▸ **EXERCISE AIM**
Below are some records; return each one exactly.

[START OF SUPPLIED MATERIAL]

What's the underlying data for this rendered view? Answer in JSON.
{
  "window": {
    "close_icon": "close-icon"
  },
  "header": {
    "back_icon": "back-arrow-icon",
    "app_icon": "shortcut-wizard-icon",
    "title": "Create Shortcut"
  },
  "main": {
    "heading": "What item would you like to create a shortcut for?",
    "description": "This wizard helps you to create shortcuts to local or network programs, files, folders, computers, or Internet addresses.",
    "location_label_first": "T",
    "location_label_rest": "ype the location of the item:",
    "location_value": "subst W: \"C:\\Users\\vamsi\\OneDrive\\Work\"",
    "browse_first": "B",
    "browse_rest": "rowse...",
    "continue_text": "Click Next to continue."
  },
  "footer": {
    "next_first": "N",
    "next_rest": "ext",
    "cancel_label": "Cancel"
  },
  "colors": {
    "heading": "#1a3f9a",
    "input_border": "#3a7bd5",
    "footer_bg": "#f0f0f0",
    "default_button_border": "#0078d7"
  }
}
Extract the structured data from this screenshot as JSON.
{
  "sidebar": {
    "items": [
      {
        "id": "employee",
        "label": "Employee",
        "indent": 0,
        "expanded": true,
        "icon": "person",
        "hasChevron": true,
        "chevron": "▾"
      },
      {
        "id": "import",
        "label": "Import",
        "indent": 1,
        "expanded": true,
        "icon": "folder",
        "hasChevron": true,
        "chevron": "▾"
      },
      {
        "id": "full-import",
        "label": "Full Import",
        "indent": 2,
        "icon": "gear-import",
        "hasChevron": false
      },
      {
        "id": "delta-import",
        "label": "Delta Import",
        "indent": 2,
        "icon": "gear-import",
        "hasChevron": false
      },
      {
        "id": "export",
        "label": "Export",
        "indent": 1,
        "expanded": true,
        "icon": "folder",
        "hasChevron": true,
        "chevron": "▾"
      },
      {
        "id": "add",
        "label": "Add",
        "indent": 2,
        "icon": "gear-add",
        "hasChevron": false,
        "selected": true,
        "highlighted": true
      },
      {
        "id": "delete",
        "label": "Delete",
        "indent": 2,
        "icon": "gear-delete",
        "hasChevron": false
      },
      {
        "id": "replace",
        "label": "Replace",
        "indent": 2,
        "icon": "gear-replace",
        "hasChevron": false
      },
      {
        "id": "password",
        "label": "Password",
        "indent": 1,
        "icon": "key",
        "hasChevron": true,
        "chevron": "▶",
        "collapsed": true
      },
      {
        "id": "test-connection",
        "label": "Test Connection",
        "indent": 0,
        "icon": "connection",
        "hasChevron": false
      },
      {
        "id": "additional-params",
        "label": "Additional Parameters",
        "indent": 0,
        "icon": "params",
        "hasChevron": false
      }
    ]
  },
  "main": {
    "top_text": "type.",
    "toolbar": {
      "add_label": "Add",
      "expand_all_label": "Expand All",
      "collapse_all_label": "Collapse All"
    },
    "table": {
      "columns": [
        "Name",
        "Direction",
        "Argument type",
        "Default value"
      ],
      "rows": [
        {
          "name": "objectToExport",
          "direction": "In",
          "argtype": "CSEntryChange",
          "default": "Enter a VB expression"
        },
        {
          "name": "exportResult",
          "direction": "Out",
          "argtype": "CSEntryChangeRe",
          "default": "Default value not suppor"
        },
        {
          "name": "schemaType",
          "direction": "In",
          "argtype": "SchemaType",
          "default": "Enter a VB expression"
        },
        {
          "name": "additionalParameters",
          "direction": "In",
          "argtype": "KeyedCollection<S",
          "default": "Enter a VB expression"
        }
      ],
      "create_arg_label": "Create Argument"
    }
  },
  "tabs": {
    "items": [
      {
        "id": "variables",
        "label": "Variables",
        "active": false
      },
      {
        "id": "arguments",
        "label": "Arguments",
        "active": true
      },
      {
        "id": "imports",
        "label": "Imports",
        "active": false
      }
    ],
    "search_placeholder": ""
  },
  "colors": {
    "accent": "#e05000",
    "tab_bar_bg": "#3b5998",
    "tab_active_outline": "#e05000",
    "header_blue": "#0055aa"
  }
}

[END OF SUPPLIED MATERIAL]

▸ **ANSWER**
What's the underlying data for this rendered view? Answer in JSON.
{
  "window": {
    "close_icon": "close-icon"
  },
  "header": {
    "back_icon": "back-arrow-icon",
    "app_icon": "shortcut-wizard-icon",
    "title": "Create Shortcut"
  },
  "main": {
    "heading": "What item would you like to create a shortcut for?",
    "description": "This wizard helps you to create shortcuts to local or network programs, files, folders, computers, or Internet addresses.",
    "location_label_first": "T",
    "location_label_rest": "ype the location of the item:",
    "location_value": "subst W: \"C:\\Users\\vamsi\\OneDrive\\Work\"",
    "browse_first": "B",
    "browse_rest": "rowse...",
    "continue_text": "Click Next to continue."
  },
  "footer": {
    "next_first": "N",
    "next_rest": "ext",
    "cancel_label": "Cancel"
  },
  "colors": {
    "heading": "#1a3f9a",
    "input_border": "#3a7bd5",
    "footer_bg": "#f0f0f0",
    "default_button_border": "#0078d7"
  }
}
Extract the structured data from this screenshot as JSON.
{
  "sidebar": {
    "items": [
      {
        "id": "employee",
        "label": "Employee",
        "indent": 0,
        "expanded": true,
        "icon": "person",
        "hasChevron": true,
        "chevron": "▾"
      },
      {
        "id": "import",
        "label": "Import",
        "indent": 1,
        "expanded": true,
        "icon": "folder",
        "hasChevron": true,
        "chevron": "▾"
      },
      {
        "id": "full-import",
        "label": "Full Import",
        "indent": 2,
        "icon": "gear-import",
        "hasChevron": false
      },
      {
        "id": "delta-import",
        "label": "Delta Import",
        "indent": 2,
        "icon": "gear-import",
        "hasChevron": false
      },
      {
        "id": "export",
        "label": "Export",
        "indent": 1,
        "expanded": true,
        "icon": "folder",
        "hasChevron": true,
        "chevron": "▾"
      },
      {
        "id": "add",
        "label": "Add",
        "indent": 2,
        "icon": "gear-add",
        "hasChevron": false,
        "selected": true,
        "highlighted": true
      },
      {
        "id": "delete",
        "label": "Delete",
        "indent": 2,
        "icon": "gear-delete",
        "hasChevron": false
      },
      {
        "id": "replace",
        "label": "Replace",
        "indent": 2,
        "icon": "gear-replace",
        "hasChevron": false
      },
      {
        "id": "password",
        "label": "Password",
        "indent": 1,
        "icon": "key",
        "hasChevron": true,
        "chevron": "▶",
        "collapsed": true
      },
      {
        "id": "test-connection",
        "label": "Test Connection",
        "indent": 0,
        "icon": "connection",
        "hasChevron": false
      },
      {
        "id": "additional-params",
        "label": "Additional Parameters",
        "indent": 0,
        "icon": "params",
        "hasChevron": false
      }
    ]
  },
  "main": {
    "top_text": "type.",
    "toolbar": {
      "add_label": "Add",
      "expand_all_label": "Expand All",
      "collapse_all_label": "Collapse All"
    },
    "table": {
      "columns": [
        "Name",
        "Direction",
        "Argument type",
        "Default value"
      ],
      "rows": [
        {
          "name": "objectToExport",
          "direction": "In",
          "argtype": "CSEntryChange",
          "default": "Enter a VB expression"
        },
        {
          "name": "exportResult",
          "direction": "Out",
          "argtype": "CSEntryChangeRe",
          "default": "Default value not suppor"
        },
        {
          "name": "schemaType",
          "direction": "In",
          "argtype": "SchemaType",
          "default": "Enter a VB expression"
        },
        {
          "name": "additionalParameters",
          "direction": "In",
          "argtype": "KeyedCollection<S",
          "default": "Enter a VB expression"
        }
      ],
      "create_arg_label": "Create Argument"
    }
  },
  "tabs": {
    "items": [
      {
        "id": "variables",
        "label": "Variables",
        "active": false
      },
      {
        "id": "arguments",
        "label": "Arguments",
        "active": true
      },
      {
        "id": "imports",
        "label": "Imports",
        "active": false
      }
    ],
    "search_placeholder": ""
  },
  "colors": {
    "accent": "#e05000",
    "tab_bar_bg": "#3b5998",
    "tab_active_outline": "#e05000",
    "header_blue": "#0055aa"
  }
}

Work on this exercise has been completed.